▶ Short problem
Restate all the material verbatim, except for the pictures.

▶ Input data
########

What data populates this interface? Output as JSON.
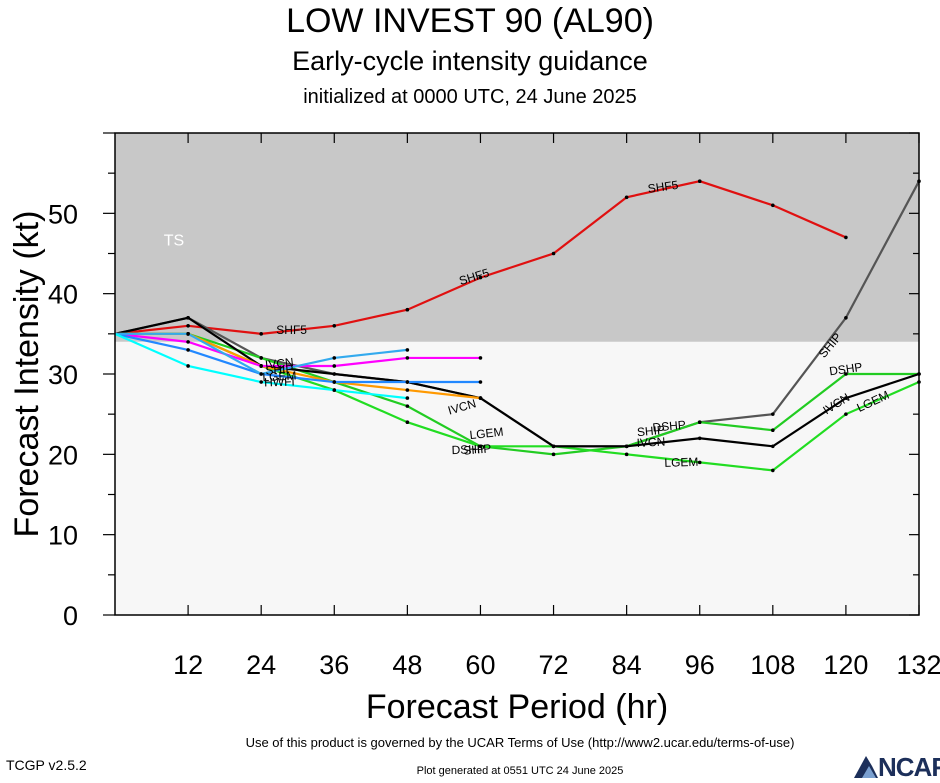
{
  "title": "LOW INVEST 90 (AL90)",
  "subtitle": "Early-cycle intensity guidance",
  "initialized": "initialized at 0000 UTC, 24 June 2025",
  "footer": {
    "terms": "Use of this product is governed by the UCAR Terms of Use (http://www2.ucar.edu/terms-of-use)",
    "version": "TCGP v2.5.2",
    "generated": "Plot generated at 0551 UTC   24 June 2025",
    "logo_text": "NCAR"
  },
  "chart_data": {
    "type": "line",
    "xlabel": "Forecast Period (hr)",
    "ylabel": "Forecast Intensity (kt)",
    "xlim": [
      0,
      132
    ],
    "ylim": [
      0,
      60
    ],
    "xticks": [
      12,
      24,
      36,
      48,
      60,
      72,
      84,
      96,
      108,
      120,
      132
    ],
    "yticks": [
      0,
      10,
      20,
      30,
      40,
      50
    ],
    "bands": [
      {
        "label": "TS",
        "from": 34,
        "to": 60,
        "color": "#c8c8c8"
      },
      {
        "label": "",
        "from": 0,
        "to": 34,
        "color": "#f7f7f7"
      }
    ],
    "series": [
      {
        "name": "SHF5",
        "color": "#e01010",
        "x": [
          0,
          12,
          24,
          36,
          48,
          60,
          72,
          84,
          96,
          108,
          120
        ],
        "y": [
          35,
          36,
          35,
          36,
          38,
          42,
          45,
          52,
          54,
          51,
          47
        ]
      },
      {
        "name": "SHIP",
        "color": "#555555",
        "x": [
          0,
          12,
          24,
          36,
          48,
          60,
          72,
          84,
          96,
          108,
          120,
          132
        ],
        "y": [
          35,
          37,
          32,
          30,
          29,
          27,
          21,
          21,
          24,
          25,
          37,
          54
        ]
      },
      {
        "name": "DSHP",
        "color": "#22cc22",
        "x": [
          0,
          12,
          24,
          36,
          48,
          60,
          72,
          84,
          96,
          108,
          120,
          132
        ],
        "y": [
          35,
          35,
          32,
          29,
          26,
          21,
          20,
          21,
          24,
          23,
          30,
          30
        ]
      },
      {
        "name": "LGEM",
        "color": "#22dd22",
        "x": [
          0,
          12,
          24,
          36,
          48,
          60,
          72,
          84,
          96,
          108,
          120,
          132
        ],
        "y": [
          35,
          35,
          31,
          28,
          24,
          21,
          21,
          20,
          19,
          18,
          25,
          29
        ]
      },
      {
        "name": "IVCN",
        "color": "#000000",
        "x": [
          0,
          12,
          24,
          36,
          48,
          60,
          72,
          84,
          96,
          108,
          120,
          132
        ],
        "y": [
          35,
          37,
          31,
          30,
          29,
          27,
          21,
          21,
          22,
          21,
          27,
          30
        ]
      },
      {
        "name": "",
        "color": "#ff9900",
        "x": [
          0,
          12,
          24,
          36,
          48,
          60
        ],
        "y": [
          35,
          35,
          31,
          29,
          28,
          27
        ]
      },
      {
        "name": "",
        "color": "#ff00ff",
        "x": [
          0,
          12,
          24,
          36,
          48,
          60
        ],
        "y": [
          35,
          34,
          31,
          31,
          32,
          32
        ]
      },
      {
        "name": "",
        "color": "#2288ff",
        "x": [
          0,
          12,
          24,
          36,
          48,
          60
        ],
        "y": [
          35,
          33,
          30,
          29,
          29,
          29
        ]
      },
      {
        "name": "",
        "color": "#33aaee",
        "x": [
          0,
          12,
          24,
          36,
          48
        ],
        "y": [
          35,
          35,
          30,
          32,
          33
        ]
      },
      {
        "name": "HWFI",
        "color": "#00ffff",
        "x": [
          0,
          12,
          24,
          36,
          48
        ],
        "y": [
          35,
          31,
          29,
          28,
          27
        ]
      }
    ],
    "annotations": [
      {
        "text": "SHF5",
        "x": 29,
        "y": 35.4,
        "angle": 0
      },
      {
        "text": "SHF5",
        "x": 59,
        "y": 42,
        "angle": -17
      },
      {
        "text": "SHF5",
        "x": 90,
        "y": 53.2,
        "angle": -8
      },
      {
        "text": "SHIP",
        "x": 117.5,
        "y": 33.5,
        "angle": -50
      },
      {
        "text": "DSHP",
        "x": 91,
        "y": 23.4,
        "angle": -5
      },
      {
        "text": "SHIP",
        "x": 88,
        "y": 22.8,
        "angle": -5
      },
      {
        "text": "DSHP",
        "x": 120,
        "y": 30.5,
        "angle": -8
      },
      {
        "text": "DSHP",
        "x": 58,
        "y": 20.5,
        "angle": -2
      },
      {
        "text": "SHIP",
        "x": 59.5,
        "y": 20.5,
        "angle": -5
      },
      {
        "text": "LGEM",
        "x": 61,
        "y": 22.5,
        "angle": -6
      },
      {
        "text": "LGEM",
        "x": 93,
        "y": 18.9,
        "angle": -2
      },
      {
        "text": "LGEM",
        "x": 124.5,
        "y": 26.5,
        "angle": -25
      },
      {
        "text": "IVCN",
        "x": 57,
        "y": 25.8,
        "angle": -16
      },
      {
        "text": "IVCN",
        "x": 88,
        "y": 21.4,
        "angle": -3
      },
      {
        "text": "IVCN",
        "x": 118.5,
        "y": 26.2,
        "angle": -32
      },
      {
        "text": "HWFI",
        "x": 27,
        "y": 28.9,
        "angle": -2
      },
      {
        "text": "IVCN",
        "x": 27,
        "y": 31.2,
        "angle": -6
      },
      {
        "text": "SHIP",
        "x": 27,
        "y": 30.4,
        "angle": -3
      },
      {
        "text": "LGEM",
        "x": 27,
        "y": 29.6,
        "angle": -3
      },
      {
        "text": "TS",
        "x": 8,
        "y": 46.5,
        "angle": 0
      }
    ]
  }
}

########

▶ Solution
What data populates this interface? Output as JSON.
{
  "title": "LOW INVEST 90 (AL90)",
  "subtitle": "Early-cycle intensity guidance",
  "initialized": "initialized at 0000 UTC, 24 June 2025",
  "footer": {
    "terms": "Use of this product is governed by the UCAR Terms of Use (http://www2.ucar.edu/terms-of-use)",
    "version": "TCGP v2.5.2",
    "generated": "Plot generated at 0551 UTC   24 June 2025",
    "logo_text": "NCAR"
  },
  "chart_data": {
    "type": "line",
    "xlabel": "Forecast Period (hr)",
    "ylabel": "Forecast Intensity (kt)",
    "xlim": [
      0,
      132
    ],
    "ylim": [
      0,
      60
    ],
    "xticks": [
      12,
      24,
      36,
      48,
      60,
      72,
      84,
      96,
      108,
      120,
      132
    ],
    "yticks": [
      0,
      10,
      20,
      30,
      40,
      50
    ],
    "bands": [
      {
        "label": "TS",
        "from": 34,
        "to": 60,
        "color": "#c8c8c8"
      },
      {
        "label": "",
        "from": 0,
        "to": 34,
        "color": "#f7f7f7"
      }
    ],
    "series": [
      {
        "name": "SHF5",
        "color": "#e01010",
        "x": [
          0,
          12,
          24,
          36,
          48,
          60,
          72,
          84,
          96,
          108,
          120
        ],
        "y": [
          35,
          36,
          35,
          36,
          38,
          42,
          45,
          52,
          54,
          51,
          47
        ]
      },
      {
        "name": "SHIP",
        "color": "#555555",
        "x": [
          0,
          12,
          24,
          36,
          48,
          60,
          72,
          84,
          96,
          108,
          120,
          132
        ],
        "y": [
          35,
          37,
          32,
          30,
          29,
          27,
          21,
          21,
          24,
          25,
          37,
          54
        ]
      },
      {
        "name": "DSHP",
        "color": "#22cc22",
        "x": [
          0,
          12,
          24,
          36,
          48,
          60,
          72,
          84,
          96,
          108,
          120,
          132
        ],
        "y": [
          35,
          35,
          32,
          29,
          26,
          21,
          20,
          21,
          24,
          23,
          30,
          30
        ]
      },
      {
        "name": "LGEM",
        "color": "#22dd22",
        "x": [
          0,
          12,
          24,
          36,
          48,
          60,
          72,
          84,
          96,
          108,
          120,
          132
        ],
        "y": [
          35,
          35,
          31,
          28,
          24,
          21,
          21,
          20,
          19,
          18,
          25,
          29
        ]
      },
      {
        "name": "IVCN",
        "color": "#000000",
        "x": [
          0,
          12,
          24,
          36,
          48,
          60,
          72,
          84,
          96,
          108,
          120,
          132
        ],
        "y": [
          35,
          37,
          31,
          30,
          29,
          27,
          21,
          21,
          22,
          21,
          27,
          30
        ]
      },
      {
        "name": "",
        "color": "#ff9900",
        "x": [
          0,
          12,
          24,
          36,
          48,
          60
        ],
        "y": [
          35,
          35,
          31,
          29,
          28,
          27
        ]
      },
      {
        "name": "",
        "color": "#ff00ff",
        "x": [
          0,
          12,
          24,
          36,
          48,
          60
        ],
        "y": [
          35,
          34,
          31,
          31,
          32,
          32
        ]
      },
      {
        "name": "",
        "color": "#2288ff",
        "x": [
          0,
          12,
          24,
          36,
          48,
          60
        ],
        "y": [
          35,
          33,
          30,
          29,
          29,
          29
        ]
      },
      {
        "name": "",
        "color": "#33aaee",
        "x": [
          0,
          12,
          24,
          36,
          48
        ],
        "y": [
          35,
          35,
          30,
          32,
          33
        ]
      },
      {
        "name": "HWFI",
        "color": "#00ffff",
        "x": [
          0,
          12,
          24,
          36,
          48
        ],
        "y": [
          35,
          31,
          29,
          28,
          27
        ]
      }
    ],
    "annotations": [
      {
        "text": "SHF5",
        "x": 29,
        "y": 35.4,
        "angle": 0
      },
      {
        "text": "SHF5",
        "x": 59,
        "y": 42,
        "angle": -17
      },
      {
        "text": "SHF5",
        "x": 90,
        "y": 53.2,
        "angle": -8
      },
      {
        "text": "SHIP",
        "x": 117.5,
        "y": 33.5,
        "angle": -50
      },
      {
        "text": "DSHP",
        "x": 91,
        "y": 23.4,
        "angle": -5
      },
      {
        "text": "SHIP",
        "x": 88,
        "y": 22.8,
        "angle": -5
      },
      {
        "text": "DSHP",
        "x": 120,
        "y": 30.5,
        "angle": -8
      },
      {
        "text": "DSHP",
        "x": 58,
        "y": 20.5,
        "angle": -2
      },
      {
        "text": "SHIP",
        "x": 59.5,
        "y": 20.5,
        "angle": -5
      },
      {
        "text": "LGEM",
        "x": 61,
        "y": 22.5,
        "angle": -6
      },
      {
        "text": "LGEM",
        "x": 93,
        "y": 18.9,
        "angle": -2
      },
      {
        "text": "LGEM",
        "x": 124.5,
        "y": 26.5,
        "angle": -25
      },
      {
        "text": "IVCN",
        "x": 57,
        "y": 25.8,
        "angle": -16
      },
      {
        "text": "IVCN",
        "x": 88,
        "y": 21.4,
        "angle": -3
      },
      {
        "text": "IVCN",
        "x": 118.5,
        "y": 26.2,
        "angle": -32
      },
      {
        "text": "HWFI",
        "x": 27,
        "y": 28.9,
        "angle": -2
      },
      {
        "text": "IVCN",
        "x": 27,
        "y": 31.2,
        "angle": -6
      },
      {
        "text": "SHIP",
        "x": 27,
        "y": 30.4,
        "angle": -3
      },
      {
        "text": "LGEM",
        "x": 27,
        "y": 29.6,
        "angle": -3
      },
      {
        "text": "TS",
        "x": 8,
        "y": 46.5,
        "angle": 0
      }
    ]
  }
}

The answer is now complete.